Written request
Only the number is wanted: count the lines that contain "polymérique".

══════════════════════════════

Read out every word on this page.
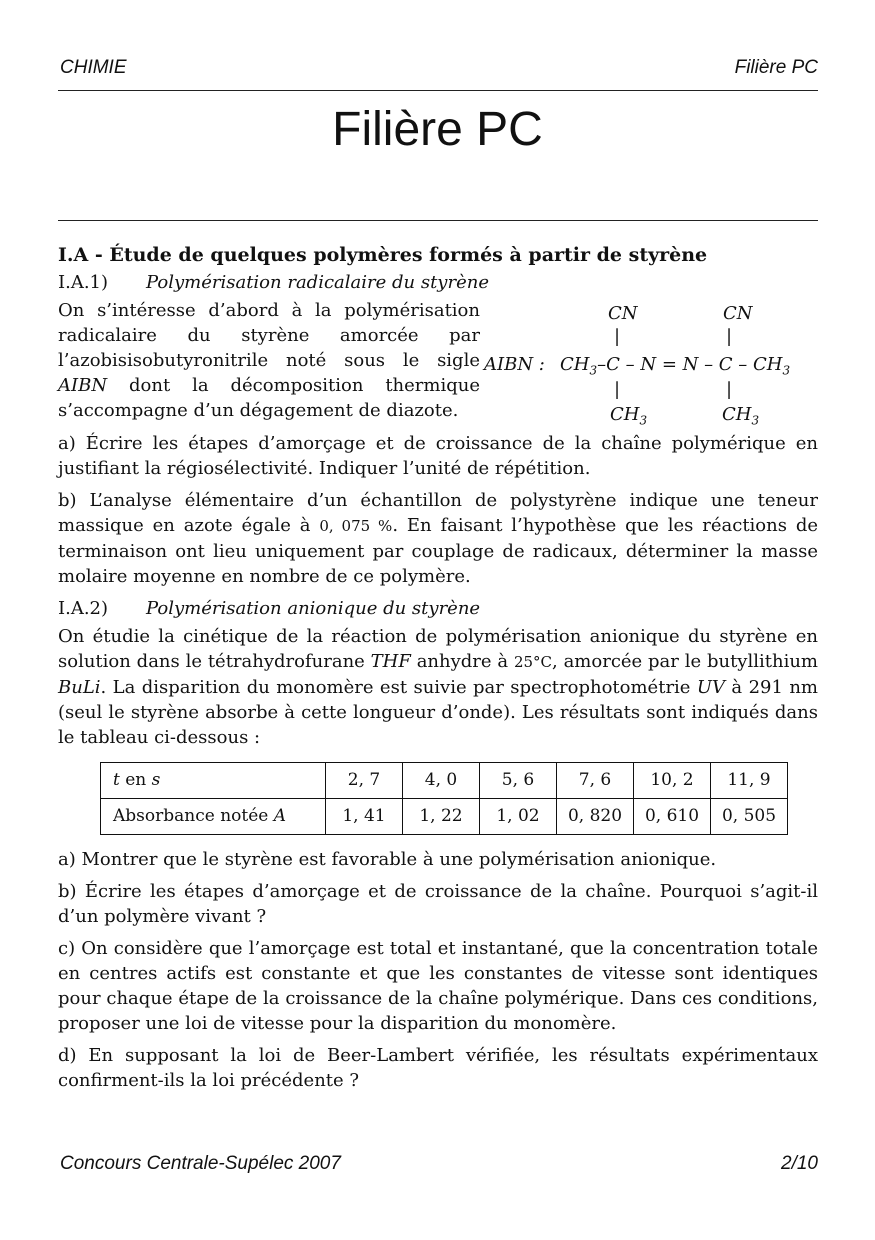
CHIMIE	Filière PC
Filière PC

I.A - Étude de quelques polymères formés à partir de styrène

I.A.1) Polymérisation radicalaire du styrène

On s’intéresse d’abord à la polymérisation radicalaire du styrène amorcée par l’azobisisobutyronitrile noté sous le sigle AIBN dont la décomposition thermique s’accompagne d’un dégagement de diazote.
CN	CN
|	|
AIBN : $CH_3-C - N = N - C - CH_3$
|	|
$CH_3$	$CH_3$

a) Écrire les étapes d’amorçage et de croissance de la chaîne polymérique en justifiant la régiosélectivité. Indiquer l’unité de répétition.

b) L’analyse élémentaire d’un échantillon de polystyrène indique une teneur massique en azote égale à 0, 075 %. En faisant l’hypothèse que les réactions de terminaison ont lieu uniquement par couplage de radicaux, déterminer la masse molaire moyenne en nombre de ce polymère.

I.A.2) Polymérisation anionique du styrène

On étudie la cinétique de la réaction de polymérisation anionique du styrène en solution dans le tétrahydrofurane THF anhydre à 25°C, amorcée par le butyllithium BuLi. La disparition du monomère est suivie par spectrophotométrie UV à 291 nm (seul le styrène absorbe à cette longueur d’onde). Les résultats sont indiqués dans le tableau ci-dessous :

t en s	2, 7	4, 0	5, 6	7, 6	10, 2	11, 9
Absorbance notée A	1, 41	1, 22	1, 02	0, 820	0, 610	0, 505

a) Montrer que le styrène est favorable à une polymérisation anionique.

b) Écrire les étapes d’amorçage et de croissance de la chaîne. Pourquoi s’agit-il d’un polymère vivant ?

c) On considère que l’amorçage est total et instantané, que la concentration totale en centres actifs est constante et que les constantes de vitesse sont identiques pour chaque étape de la croissance de la chaîne polymérique. Dans ces conditions, proposer une loi de vitesse pour la disparition du monomère.

d) En supposant la loi de Beer-Lambert vérifiée, les résultats expérimentaux confirment-ils la loi précédente ?

Concours Centrale-Supélec 2007	2/10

══════════════════════════════

Written reply
2